[Stored items]
::::::::

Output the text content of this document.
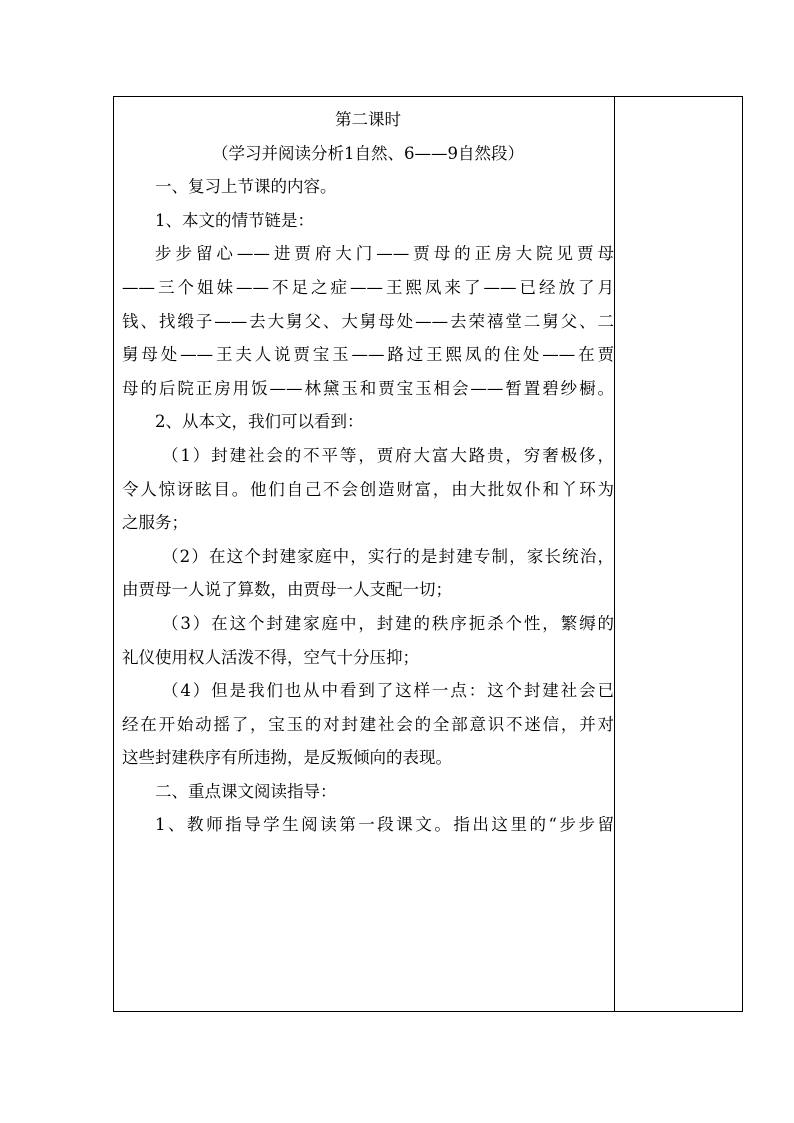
第二课时
（学习并阅读分析1自然、6——9自然段）
一、复习上节课的内容。
1、本文的情节链是：
步步留心——进贾府大门——贾母的正房大院见贾母
——三个姐妹——不足之症——王熙凤来了——已经放了月
钱、找缎子——去大舅父、大舅母处——去荣禧堂二舅父、二
舅母处——王夫人说贾宝玉——路过王熙凤的住处——在贾
母的后院正房用饭——林黛玉和贾宝玉相会——暂置碧纱橱。
2、从本文，我们可以看到：
（1）封建社会的不平等，贾府大富大路贵，穷奢极侈，
令人惊讶眩目。他们自己不会创造财富，由大批奴仆和丫环为
之服务；
（2）在这个封建家庭中，实行的是封建专制，家长统治，
由贾母一人说了算数，由贾母一人支配一切；
（3）在这个封建家庭中，封建的秩序扼杀个性，繁缛的
礼仪使用权人活泼不得，空气十分压抑；
（4）但是我们也从中看到了这样一点：这个封建社会已
经在开始动摇了，宝玉的对封建社会的全部意识不迷信，并对
这些封建秩序有所违拗，是反叛倾向的表现。
二、重点课文阅读指导：
1、教师指导学生阅读第一段课文。指出这里的“步步留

::::::::

▶ Task: Leave the pictures out, and transcribe each of the records exactly.

▶ Response to this exercise:
Output the text content of this document.
第二课时
（学习并阅读分析1自然、6——9自然段）
一、复习上节课的内容。
1、本文的情节链是：
步步留心——进贾府大门——贾母的正房大院见贾母
——三个姐妹——不足之症——王熙凤来了——已经放了月
钱、找缎子——去大舅父、大舅母处——去荣禧堂二舅父、二
舅母处——王夫人说贾宝玉——路过王熙凤的住处——在贾
母的后院正房用饭——林黛玉和贾宝玉相会——暂置碧纱橱。
2、从本文，我们可以看到：
（1）封建社会的不平等，贾府大富大路贵，穷奢极侈，
令人惊讶眩目。他们自己不会创造财富，由大批奴仆和丫环为
之服务；
（2）在这个封建家庭中，实行的是封建专制，家长统治，
由贾母一人说了算数，由贾母一人支配一切；
（3）在这个封建家庭中，封建的秩序扼杀个性，繁缛的
礼仪使用权人活泼不得，空气十分压抑；
（4）但是我们也从中看到了这样一点：这个封建社会已
经在开始动摇了，宝玉的对封建社会的全部意识不迷信，并对
这些封建秩序有所违拗，是反叛倾向的表现。
二、重点课文阅读指导：
1、教师指导学生阅读第一段课文。指出这里的“步步留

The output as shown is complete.